I need each line of the entries below that includes the string "Rate".

START Input data

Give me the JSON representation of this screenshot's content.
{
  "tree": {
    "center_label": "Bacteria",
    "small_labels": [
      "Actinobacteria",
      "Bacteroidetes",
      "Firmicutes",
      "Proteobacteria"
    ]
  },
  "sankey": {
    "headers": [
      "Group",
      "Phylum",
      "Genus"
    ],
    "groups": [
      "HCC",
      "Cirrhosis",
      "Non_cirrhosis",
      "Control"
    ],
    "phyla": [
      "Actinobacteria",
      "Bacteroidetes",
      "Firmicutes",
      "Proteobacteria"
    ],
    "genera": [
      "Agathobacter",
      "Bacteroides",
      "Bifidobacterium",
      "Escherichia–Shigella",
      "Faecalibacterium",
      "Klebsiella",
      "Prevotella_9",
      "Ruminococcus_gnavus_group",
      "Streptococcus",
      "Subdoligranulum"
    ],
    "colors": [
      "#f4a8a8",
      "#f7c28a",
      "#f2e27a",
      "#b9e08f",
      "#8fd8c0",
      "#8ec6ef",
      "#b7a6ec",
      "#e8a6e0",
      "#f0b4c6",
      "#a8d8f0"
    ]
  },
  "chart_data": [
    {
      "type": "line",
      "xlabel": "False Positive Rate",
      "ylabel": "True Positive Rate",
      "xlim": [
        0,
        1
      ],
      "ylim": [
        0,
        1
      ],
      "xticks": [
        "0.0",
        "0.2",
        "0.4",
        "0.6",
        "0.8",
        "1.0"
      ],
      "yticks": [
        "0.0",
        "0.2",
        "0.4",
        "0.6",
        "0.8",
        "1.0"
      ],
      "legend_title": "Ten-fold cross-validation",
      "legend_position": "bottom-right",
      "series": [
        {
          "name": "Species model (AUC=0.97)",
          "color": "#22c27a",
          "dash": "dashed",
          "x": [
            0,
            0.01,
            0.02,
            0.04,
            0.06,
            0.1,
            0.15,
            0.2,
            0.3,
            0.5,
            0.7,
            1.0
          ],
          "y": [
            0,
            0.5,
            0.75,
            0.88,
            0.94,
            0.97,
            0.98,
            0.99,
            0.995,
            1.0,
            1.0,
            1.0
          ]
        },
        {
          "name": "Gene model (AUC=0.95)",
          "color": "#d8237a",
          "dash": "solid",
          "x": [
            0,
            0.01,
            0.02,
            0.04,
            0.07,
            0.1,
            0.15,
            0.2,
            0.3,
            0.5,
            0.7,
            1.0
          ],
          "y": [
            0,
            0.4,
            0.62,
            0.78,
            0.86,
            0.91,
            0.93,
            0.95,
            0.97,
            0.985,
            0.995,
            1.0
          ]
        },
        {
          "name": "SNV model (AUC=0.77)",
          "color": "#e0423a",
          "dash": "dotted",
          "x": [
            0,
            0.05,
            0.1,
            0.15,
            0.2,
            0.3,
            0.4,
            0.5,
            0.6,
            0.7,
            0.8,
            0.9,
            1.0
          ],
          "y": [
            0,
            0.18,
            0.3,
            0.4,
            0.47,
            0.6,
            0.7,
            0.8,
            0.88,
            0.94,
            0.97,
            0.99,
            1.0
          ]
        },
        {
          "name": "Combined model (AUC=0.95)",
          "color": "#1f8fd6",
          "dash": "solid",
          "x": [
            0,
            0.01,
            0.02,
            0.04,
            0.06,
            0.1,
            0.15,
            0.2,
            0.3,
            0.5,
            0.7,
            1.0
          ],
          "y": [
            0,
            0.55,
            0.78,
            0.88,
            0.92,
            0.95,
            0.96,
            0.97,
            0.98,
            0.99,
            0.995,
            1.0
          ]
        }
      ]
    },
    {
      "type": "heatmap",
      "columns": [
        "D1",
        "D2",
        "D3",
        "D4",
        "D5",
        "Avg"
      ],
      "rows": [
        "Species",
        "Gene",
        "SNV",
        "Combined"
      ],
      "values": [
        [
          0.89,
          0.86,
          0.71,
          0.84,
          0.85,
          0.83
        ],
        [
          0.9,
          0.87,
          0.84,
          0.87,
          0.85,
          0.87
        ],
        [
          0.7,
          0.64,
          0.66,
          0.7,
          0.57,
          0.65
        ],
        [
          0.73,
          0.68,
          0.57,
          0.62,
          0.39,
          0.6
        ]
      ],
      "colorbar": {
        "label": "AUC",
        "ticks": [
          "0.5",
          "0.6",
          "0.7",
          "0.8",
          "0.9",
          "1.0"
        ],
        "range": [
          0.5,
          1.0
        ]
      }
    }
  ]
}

END Input data

» Response to this exercise
      "xlabel": "False Positive Rate",
      "ylabel": "True Positive Rate",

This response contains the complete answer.